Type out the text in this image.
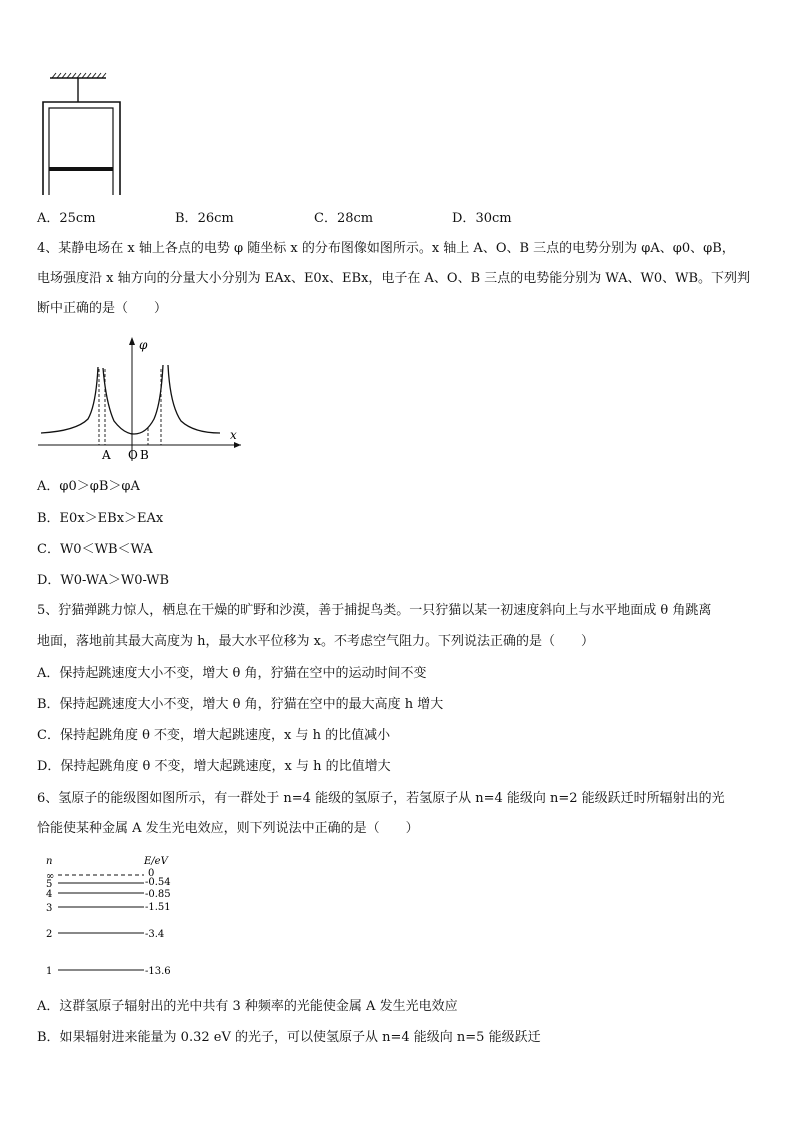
A．25cm	B．26cm	C．28cm	D．30cm
4、某静电场在 x 轴上各点的电势 φ 随坐标 x 的分布图像如图所示。x 轴上 A、O、B 三点的电势分别为 φA、φ0、φB，
电场强度沿 x 轴方向的分量大小分别为 EAx、E0x、EBx，电子在 A、O、B 三点的电势能分别为 WA、W0、WB。下列判
断中正确的是（　　）
φ
x
A O B
A．φ0＞φB＞φA
B．E0x＞EBx＞EAx
C．W0＜WB＜WA
D．W0-WA＞W0-WB
5、狞猫弹跳力惊人，栖息在干燥的旷野和沙漠，善于捕捉鸟类。一只狞猫以某一初速度斜向上与水平地面成 θ 角跳离
地面，落地前其最大高度为 h，最大水平位移为 x。不考虑空气阻力。下列说法正确的是（　　）
A．保持起跳速度大小不变，增大 θ 角，狞猫在空中的运动时间不变
B．保持起跳速度大小不变，增大 θ 角，狞猫在空中的最大高度 h 增大
C．保持起跳角度 θ 不变，增大起跳速度，x 与 h 的比值减小
D．保持起跳角度 θ 不变，增大起跳速度，x 与 h 的比值增大
6、氢原子的能级图如图所示，有一群处于 n=4 能级的氢原子，若氢原子从 n=4 能级向 n=2 能级跃迁时所辐射出的光
恰能使某种金属 A 发生光电效应，则下列说法中正确的是（　　）
n	E/eV
∞	0
5	-0.54
4	-0.85
3	-1.51
2	-3.4
1	-13.6
A．这群氢原子辐射出的光中共有 3 种频率的光能使金属 A 发生光电效应
B．如果辐射进来能量为 0.32 eV 的光子，可以使氢原子从 n=4 能级向 n=5 能级跃迁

## What you will do
Leave the pictures out and reproduce each record exactly as written.

## Task response
Type out the text in this image.
A．25cm	B．26cm	C．28cm	D．30cm
4、某静电场在 x 轴上各点的电势 φ 随坐标 x 的分布图像如图所示。x 轴上 A、O、B 三点的电势分别为 φA、φ0、φB，
电场强度沿 x 轴方向的分量大小分别为 EAx、E0x、EBx，电子在 A、O、B 三点的电势能分别为 WA、W0、WB。下列判
断中正确的是（　　）
φ
x
A O B
A．φ0＞φB＞φA
B．E0x＞EBx＞EAx
C．W0＜WB＜WA
D．W0-WA＞W0-WB
5、狞猫弹跳力惊人，栖息在干燥的旷野和沙漠，善于捕捉鸟类。一只狞猫以某一初速度斜向上与水平地面成 θ 角跳离
地面，落地前其最大高度为 h，最大水平位移为 x。不考虑空气阻力。下列说法正确的是（　　）
A．保持起跳速度大小不变，增大 θ 角，狞猫在空中的运动时间不变
B．保持起跳速度大小不变，增大 θ 角，狞猫在空中的最大高度 h 增大
C．保持起跳角度 θ 不变，增大起跳速度，x 与 h 的比值减小
D．保持起跳角度 θ 不变，增大起跳速度，x 与 h 的比值增大
6、氢原子的能级图如图所示，有一群处于 n=4 能级的氢原子，若氢原子从 n=4 能级向 n=2 能级跃迁时所辐射出的光
恰能使某种金属 A 发生光电效应，则下列说法中正确的是（　　）
n	E/eV
∞	0
5	-0.54
4	-0.85
3	-1.51
2	-3.4
1	-13.6
A．这群氢原子辐射出的光中共有 3 种频率的光能使金属 A 发生光电效应
B．如果辐射进来能量为 0.32 eV 的光子，可以使氢原子从 n=4 能级向 n=5 能级跃迁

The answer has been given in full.